Exercise | Return the records, each one exactly as written.

(Data records)
#####
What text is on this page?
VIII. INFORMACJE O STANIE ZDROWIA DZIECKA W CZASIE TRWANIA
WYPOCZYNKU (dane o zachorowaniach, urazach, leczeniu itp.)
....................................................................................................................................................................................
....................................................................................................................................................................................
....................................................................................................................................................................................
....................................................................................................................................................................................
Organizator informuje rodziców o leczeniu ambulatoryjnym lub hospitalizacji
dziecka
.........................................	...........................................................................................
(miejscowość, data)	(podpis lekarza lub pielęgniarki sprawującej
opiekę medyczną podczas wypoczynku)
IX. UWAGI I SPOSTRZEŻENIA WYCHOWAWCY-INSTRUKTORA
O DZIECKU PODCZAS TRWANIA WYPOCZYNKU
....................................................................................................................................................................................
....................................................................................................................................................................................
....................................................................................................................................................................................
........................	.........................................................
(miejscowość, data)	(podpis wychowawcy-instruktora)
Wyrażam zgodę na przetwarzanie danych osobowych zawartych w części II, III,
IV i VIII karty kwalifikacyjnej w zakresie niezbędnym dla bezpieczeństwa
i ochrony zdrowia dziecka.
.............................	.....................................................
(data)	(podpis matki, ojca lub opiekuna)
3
#####
Solved problem |
What text is on this page?
VIII. INFORMACJE O STANIE ZDROWIA DZIECKA W CZASIE TRWANIA
WYPOCZYNKU (dane o zachorowaniach, urazach, leczeniu itp.)
....................................................................................................................................................................................
....................................................................................................................................................................................
....................................................................................................................................................................................
....................................................................................................................................................................................
Organizator informuje rodziców o leczeniu ambulatoryjnym lub hospitalizacji
dziecka
.........................................	...........................................................................................
(miejscowość, data)	(podpis lekarza lub pielęgniarki sprawującej
opiekę medyczną podczas wypoczynku)
IX. UWAGI I SPOSTRZEŻENIA WYCHOWAWCY-INSTRUKTORA
O DZIECKU PODCZAS TRWANIA WYPOCZYNKU
....................................................................................................................................................................................
....................................................................................................................................................................................
....................................................................................................................................................................................
........................	.........................................................
(miejscowość, data)	(podpis wychowawcy-instruktora)
Wyrażam zgodę na przetwarzanie danych osobowych zawartych w części II, III,
IV i VIII karty kwalifikacyjnej w zakresie niezbędnym dla bezpieczeństwa
i ochrony zdrowia dziecka.
.............................	.....................................................
(data)	(podpis matki, ojca lub opiekuna)
3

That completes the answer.